Data in this exercise:
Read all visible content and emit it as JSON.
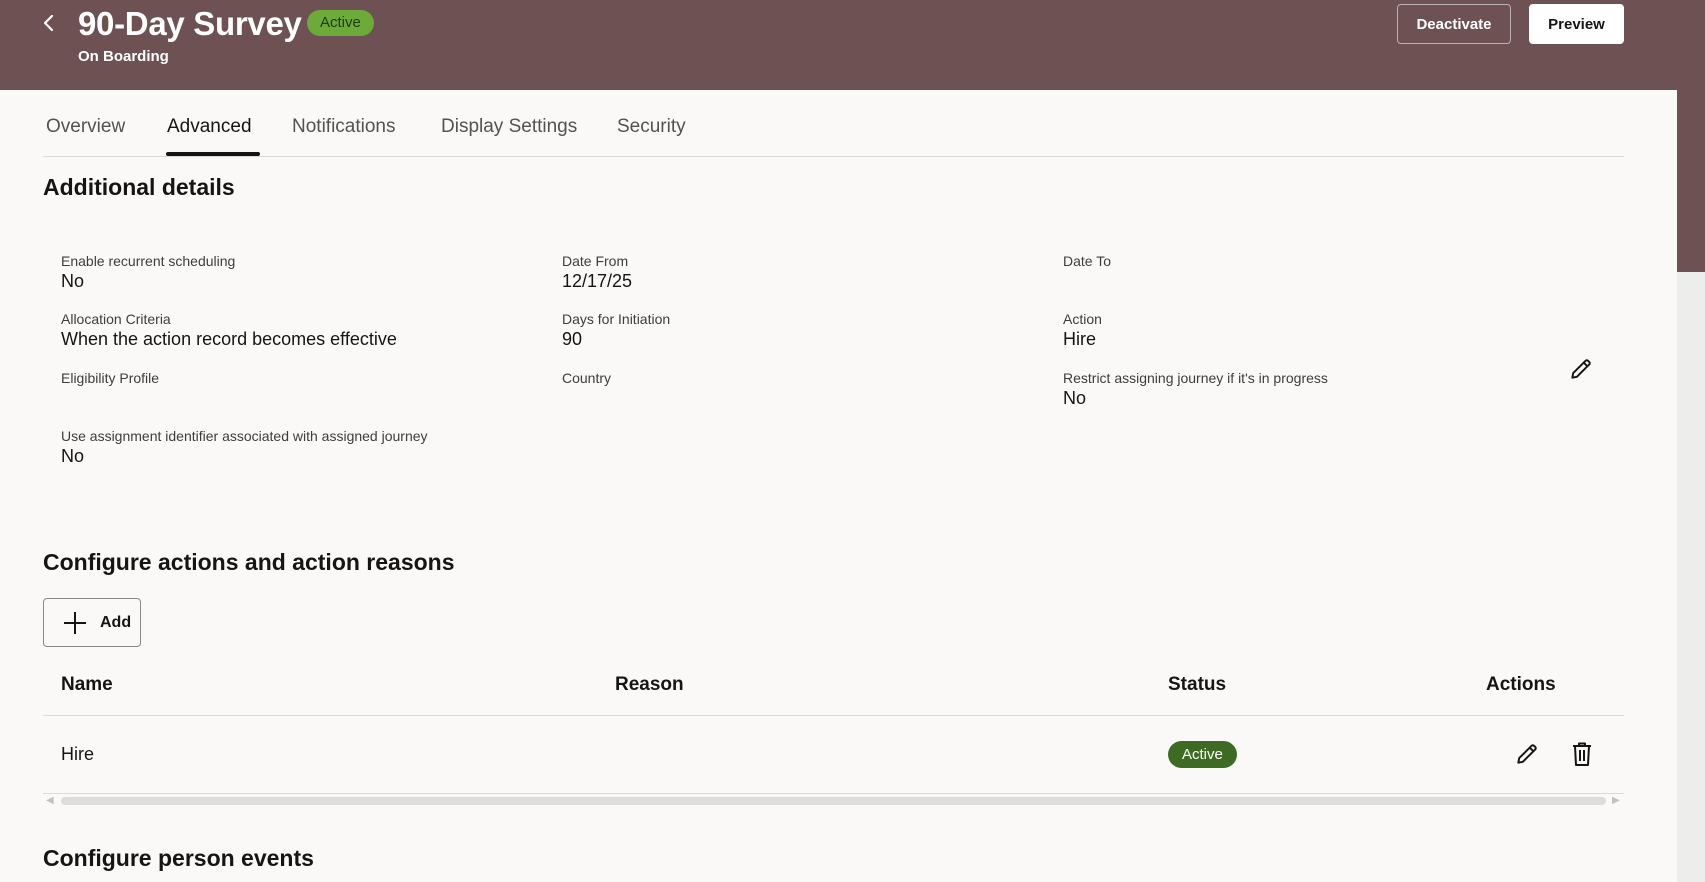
{
  "colors": {
    "header_bg": "#6e5253",
    "page_bg": "#fbf9f8",
    "active_badge_bg": "#6cab3a",
    "status_badge_bg": "#3d6b23"
  },
  "header": {
    "back_icon": "chevron-left-icon",
    "title": "90-Day Survey",
    "badge": "Active",
    "subtitle": "On Boarding",
    "deactivate_label": "Deactivate",
    "preview_label": "Preview"
  },
  "tabs": [
    {
      "label": "Overview",
      "active": false
    },
    {
      "label": "Advanced",
      "active": true
    },
    {
      "label": "Notifications",
      "active": false
    },
    {
      "label": "Display Settings",
      "active": false
    },
    {
      "label": "Security",
      "active": false
    }
  ],
  "additional_details": {
    "title": "Additional details",
    "edit_icon": "pencil-icon",
    "fields": [
      {
        "label": "Enable recurrent scheduling",
        "value": "No"
      },
      {
        "label": "Date From",
        "value": "12/17/25"
      },
      {
        "label": "Date To",
        "value": ""
      },
      {
        "label": "Allocation Criteria",
        "value": "When the action record becomes effective"
      },
      {
        "label": "Days for Initiation",
        "value": "90"
      },
      {
        "label": "Action",
        "value": "Hire"
      },
      {
        "label": "Eligibility Profile",
        "value": ""
      },
      {
        "label": "Country",
        "value": ""
      },
      {
        "label": "Restrict assigning journey if it's in progress",
        "value": "No"
      },
      {
        "label": "Use assignment identifier associated with assigned journey",
        "value": "No"
      }
    ]
  },
  "configure_actions": {
    "title": "Configure actions and action reasons",
    "add_label": "Add",
    "add_icon": "plus-icon",
    "columns": [
      "Name",
      "Reason",
      "Status",
      "Actions"
    ],
    "rows": [
      {
        "name": "Hire",
        "reason": "",
        "status": "Active",
        "action_icons": [
          "pencil-icon",
          "trash-icon"
        ]
      }
    ]
  },
  "configure_person_events": {
    "title": "Configure person events"
  }
}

Problem details: Any pictures should be dropped; transcribe the rest of the records above exactly.

Written response:
Read all visible content and emit it as JSON.
{
  "colors": {
    "header_bg": "#6e5253",
    "page_bg": "#fbf9f8",
    "active_badge_bg": "#6cab3a",
    "status_badge_bg": "#3d6b23"
  },
  "header": {
    "back_icon": "chevron-left-icon",
    "title": "90-Day Survey",
    "badge": "Active",
    "subtitle": "On Boarding",
    "deactivate_label": "Deactivate",
    "preview_label": "Preview"
  },
  "tabs": [
    {
      "label": "Overview",
      "active": false
    },
    {
      "label": "Advanced",
      "active": true
    },
    {
      "label": "Notifications",
      "active": false
    },
    {
      "label": "Display Settings",
      "active": false
    },
    {
      "label": "Security",
      "active": false
    }
  ],
  "additional_details": {
    "title": "Additional details",
    "edit_icon": "pencil-icon",
    "fields": [
      {
        "label": "Enable recurrent scheduling",
        "value": "No"
      },
      {
        "label": "Date From",
        "value": "12/17/25"
      },
      {
        "label": "Date To",
        "value": ""
      },
      {
        "label": "Allocation Criteria",
        "value": "When the action record becomes effective"
      },
      {
        "label": "Days for Initiation",
        "value": "90"
      },
      {
        "label": "Action",
        "value": "Hire"
      },
      {
        "label": "Eligibility Profile",
        "value": ""
      },
      {
        "label": "Country",
        "value": ""
      },
      {
        "label": "Restrict assigning journey if it's in progress",
        "value": "No"
      },
      {
        "label": "Use assignment identifier associated with assigned journey",
        "value": "No"
      }
    ]
  },
  "configure_actions": {
    "title": "Configure actions and action reasons",
    "add_label": "Add",
    "add_icon": "plus-icon",
    "columns": [
      "Name",
      "Reason",
      "Status",
      "Actions"
    ],
    "rows": [
      {
        "name": "Hire",
        "reason": "",
        "status": "Active",
        "action_icons": [
          "pencil-icon",
          "trash-icon"
        ]
      }
    ]
  },
  "configure_person_events": {
    "title": "Configure person events"
  }
}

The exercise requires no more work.